┌──

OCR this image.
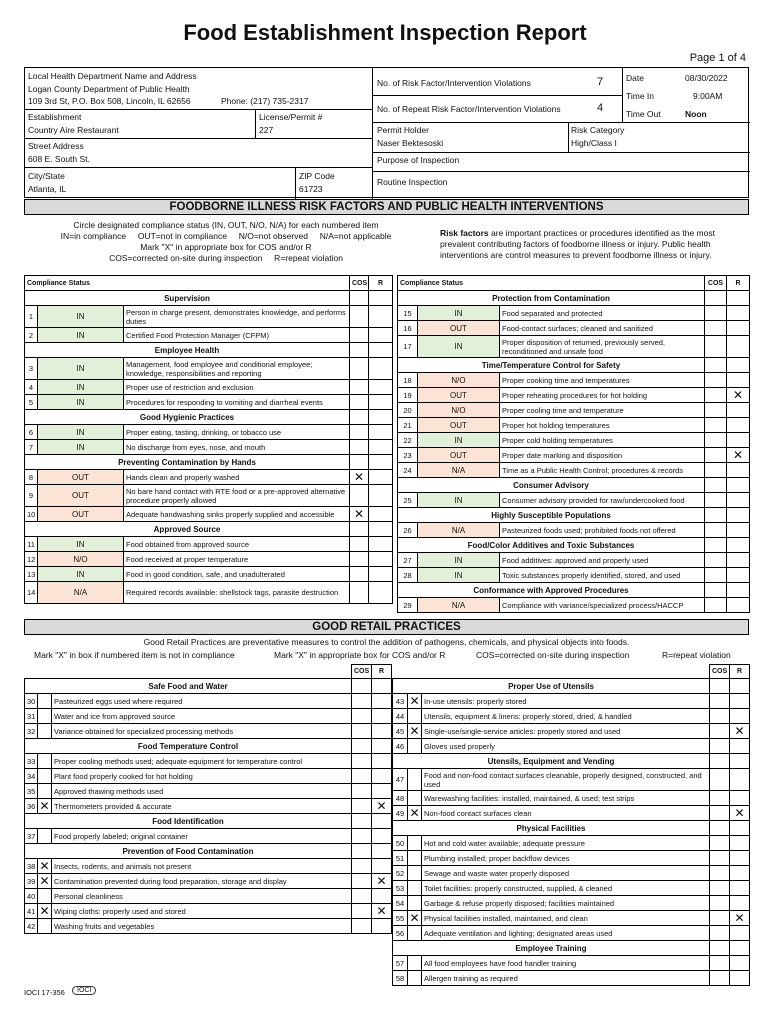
Food Establishment Inspection Report
Page 1 of 4
Local Health Department Name and Address
Logan County Department of Public Health
109 3rd St, P.O. Box 508, Lincoln, IL 62656	Phone: (217) 735-2317
Establishment
Country Aire Restaurant
License/Permit #
227
Street Address
608 E. South St.
City/State
Atlanta, IL
ZIP Code
61723
No. of Risk Factor/Intervention Violations	7
No. of Repeat Risk Factor/Intervention Violations	4
Date	08/30/2022
Time In	9:00AM
Time Out	Noon
Permit Holder
Naser Bektesoski
Risk Category
High/Class I
Purpose of Inspection
Routine Inspection
FOODBORNE ILLNESS RISK FACTORS AND PUBLIC HEALTH INTERVENTIONS
Circle designated compliance status (IN, OUT, N/O, N/A) for each numbered item
IN=in compliance     OUT=not in compliance     N/O=not observed     N/A=not applicable
Mark "X" in appropriate box for COS and/or R
COS=corrected on-site during inspection     R=repeat violation
Risk factors are important practices or procedures identified as the most prevalent contributing factors of foodborne illness or injury. Public health interventions are control measures to prevent foodborne illness or injury.
Compliance Status			COS	R
Supervision				
1	IN	Person in charge present, demonstrates knowledge, and performs duties		
2	IN	Certified Food Protection Manager (CFPM)		
Employee Health				
3	IN	Management, food employee and conditional employee; knowledge, responsibilities and reporting		
4	IN	Proper use of restriction and exclusion		
5	IN	Procedures for responding to vomiting and diarrheal events		
Good Hygienic Practices				
6	IN	Proper eating, tasting, drinking, or tobacco use		
7	IN	No discharge from eyes, nose, and mouth		
Preventing Contamination by Hands				
8	OUT	Hands clean and properly washed	✕	
9	OUT	No bare hand contact with RTE food or a pre-approved alternative procedure properly allowed		
10	OUT	Adequate handwashing sinks properly supplied and accessible	✕	
Approved Source				
11	IN	Food obtained from approved source		
12	N/O	Food received at proper temperature		
13	IN	Food in good condition, safe, and unadulterated		
14	N/A	Required records available: shellstock tags, parasite destruction		
Compliance Status			COS	R
Protection from Contamination				
15	IN	Food separated and protected		
16	OUT	Food-contact surfaces; cleaned and sanitized		
17	IN	Proper disposition of returned, previously served, reconditioned and unsafe food		
Time/Temperature Control for Safety				
18	N/O	Proper cooking time and temperatures		
19	OUT	Proper reheating procedures for hot holding		✕
20	N/O	Proper cooling time and temperature		
21	OUT	Proper hot holding temperatures		
22	IN	Proper cold holding temperatures		
23	OUT	Proper date marking and disposition		✕
24	N/A	Time as a Public Health Control; procedures & records		
Consumer Advisory				
25	IN	Consumer advisory provided for raw/undercooked food		
Highly Susceptible Populations				
26	N/A	Pasteurized foods used; prohibited foods not offered		
Food/Color Additives and Toxic Substances				
27	IN	Food additives: approved and properly used		
28	IN	Toxic substances properly identified, stored, and used		
Conformance with Approved Procedures				
29	N/A	Compliance with variance/specialized process/HACCP		
GOOD RETAIL PRACTICES
Good Retail Practices are preventative measures to control the addition of pathogens, chemicals, and physical objects into foods.
Mark "X" in box if numbered item is not in compliance	Mark "X" in appropriate box for COS and/or R	COS=corrected on-site during inspection	R=repeat violation
			COS	R
Safe Food and Water				
30		Pasteurized eggs used where required		
31		Water and ice from approved source		
32		Variance obtained for specialized processing methods		
Food Temperature Control				
33		Proper cooling methods used; adequate equipment for temperature control		
34		Plant food properly cooked for hot holding		
35		Approved thawing methods used		
36	✕	Thermometers provided & accurate		✕
Food Identification				
37		Food properly labeled; original container		
Prevention of Food Contamination				
38	✕	Insects, rodents, and animals not present		
39	✕	Contamination prevented during food preparation, storage and display		✕
40		Personal cleanliness		
41	✕	Wiping cloths: properly used and stored		✕
42		Washing fruits and vegetables		
			COS	R
Proper Use of Utensils				
43	✕	In-use utensils: properly stored		
44		Utensils, equipment & linens: properly stored, dried, & handled		
45	✕	Single-use/single-service articles: properly stored and used		✕
46		Gloves used properly		
Utensils, Equipment and Vending				
47		Food and non-food contact surfaces cleanable, properly designed, constructed, and used		
48		Warewashing facilities: installed, maintained, & used; test strips		
49	✕	Non-food contact surfaces clean		✕
Physical Facilities				
50		Hot and cold water available; adequate pressure		
51		Plumbing installed; proper backflow devices		
52		Sewage and waste water properly disposed		
53		Toilet facilities: properly constructed, supplied, & cleaned		
54		Garbage & refuse properly disposed; facilities maintained		
55	✕	Physical facilities installed, maintained, and clean		✕
56		Adequate ventilation and lighting; designated areas used		
Employee Training				
57		All food employees have food handler training		
58		Allergen training as required		
IOCI 17-356	IOCI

└──

Retype every record above word for word, leaving out any pictures.

ANSWER TO THIS TASK:
OCR this image.
Food Establishment Inspection Report
Page 1 of 4
Local Health Department Name and Address
Logan County Department of Public Health
109 3rd St, P.O. Box 508, Lincoln, IL 62656	Phone: (217) 735-2317
Establishment
Country Aire Restaurant
License/Permit #
227
Street Address
608 E. South St.
City/State
Atlanta, IL
ZIP Code
61723
No. of Risk Factor/Intervention Violations	7
No. of Repeat Risk Factor/Intervention Violations	4
Date	08/30/2022
Time In	9:00AM
Time Out	Noon
Permit Holder
Naser Bektesoski
Risk Category
High/Class I
Purpose of Inspection
Routine Inspection
FOODBORNE ILLNESS RISK FACTORS AND PUBLIC HEALTH INTERVENTIONS
Circle designated compliance status (IN, OUT, N/O, N/A) for each numbered item
IN=in compliance     OUT=not in compliance     N/O=not observed     N/A=not applicable
Mark "X" in appropriate box for COS and/or R
COS=corrected on-site during inspection     R=repeat violation
Risk factors are important practices or procedures identified as the most prevalent contributing factors of foodborne illness or injury. Public health interventions are control measures to prevent foodborne illness or injury.
Compliance Status			COS	R
Supervision				
1	IN	Person in charge present, demonstrates knowledge, and performs duties		
2	IN	Certified Food Protection Manager (CFPM)		
Employee Health				
3	IN	Management, food employee and conditional employee; knowledge, responsibilities and reporting		
4	IN	Proper use of restriction and exclusion		
5	IN	Procedures for responding to vomiting and diarrheal events		
Good Hygienic Practices				
6	IN	Proper eating, tasting, drinking, or tobacco use		
7	IN	No discharge from eyes, nose, and mouth		
Preventing Contamination by Hands				
8	OUT	Hands clean and properly washed	✕	
9	OUT	No bare hand contact with RTE food or a pre-approved alternative procedure properly allowed		
10	OUT	Adequate handwashing sinks properly supplied and accessible	✕	
Approved Source				
11	IN	Food obtained from approved source		
12	N/O	Food received at proper temperature		
13	IN	Food in good condition, safe, and unadulterated		
14	N/A	Required records available: shellstock tags, parasite destruction		
Compliance Status			COS	R
Protection from Contamination				
15	IN	Food separated and protected		
16	OUT	Food-contact surfaces; cleaned and sanitized		
17	IN	Proper disposition of returned, previously served, reconditioned and unsafe food		
Time/Temperature Control for Safety				
18	N/O	Proper cooking time and temperatures		
19	OUT	Proper reheating procedures for hot holding		✕
20	N/O	Proper cooling time and temperature		
21	OUT	Proper hot holding temperatures		
22	IN	Proper cold holding temperatures		
23	OUT	Proper date marking and disposition		✕
24	N/A	Time as a Public Health Control; procedures & records		
Consumer Advisory				
25	IN	Consumer advisory provided for raw/undercooked food		
Highly Susceptible Populations				
26	N/A	Pasteurized foods used; prohibited foods not offered		
Food/Color Additives and Toxic Substances				
27	IN	Food additives: approved and properly used		
28	IN	Toxic substances properly identified, stored, and used		
Conformance with Approved Procedures				
29	N/A	Compliance with variance/specialized process/HACCP		
GOOD RETAIL PRACTICES
Good Retail Practices are preventative measures to control the addition of pathogens, chemicals, and physical objects into foods.
Mark "X" in box if numbered item is not in compliance	Mark "X" in appropriate box for COS and/or R	COS=corrected on-site during inspection	R=repeat violation
			COS	R
Safe Food and Water				
30		Pasteurized eggs used where required		
31		Water and ice from approved source		
32		Variance obtained for specialized processing methods		
Food Temperature Control				
33		Proper cooling methods used; adequate equipment for temperature control		
34		Plant food properly cooked for hot holding		
35		Approved thawing methods used		
36	✕	Thermometers provided & accurate		✕
Food Identification				
37		Food properly labeled; original container		
Prevention of Food Contamination				
38	✕	Insects, rodents, and animals not present		
39	✕	Contamination prevented during food preparation, storage and display		✕
40		Personal cleanliness		
41	✕	Wiping cloths: properly used and stored		✕
42		Washing fruits and vegetables		
			COS	R
Proper Use of Utensils				
43	✕	In-use utensils: properly stored		
44		Utensils, equipment & linens: properly stored, dried, & handled		
45	✕	Single-use/single-service articles: properly stored and used		✕
46		Gloves used properly		
Utensils, Equipment and Vending				
47		Food and non-food contact surfaces cleanable, properly designed, constructed, and used		
48		Warewashing facilities: installed, maintained, & used; test strips		
49	✕	Non-food contact surfaces clean		✕
Physical Facilities				
50		Hot and cold water available; adequate pressure		
51		Plumbing installed; proper backflow devices		
52		Sewage and waste water properly disposed		
53		Toilet facilities: properly constructed, supplied, & cleaned		
54		Garbage & refuse properly disposed; facilities maintained		
55	✕	Physical facilities installed, maintained, and clean		✕
56		Adequate ventilation and lighting; designated areas used		
Employee Training				
57		All food employees have food handler training		
58		Allergen training as required		
IOCI 17-356	IOCI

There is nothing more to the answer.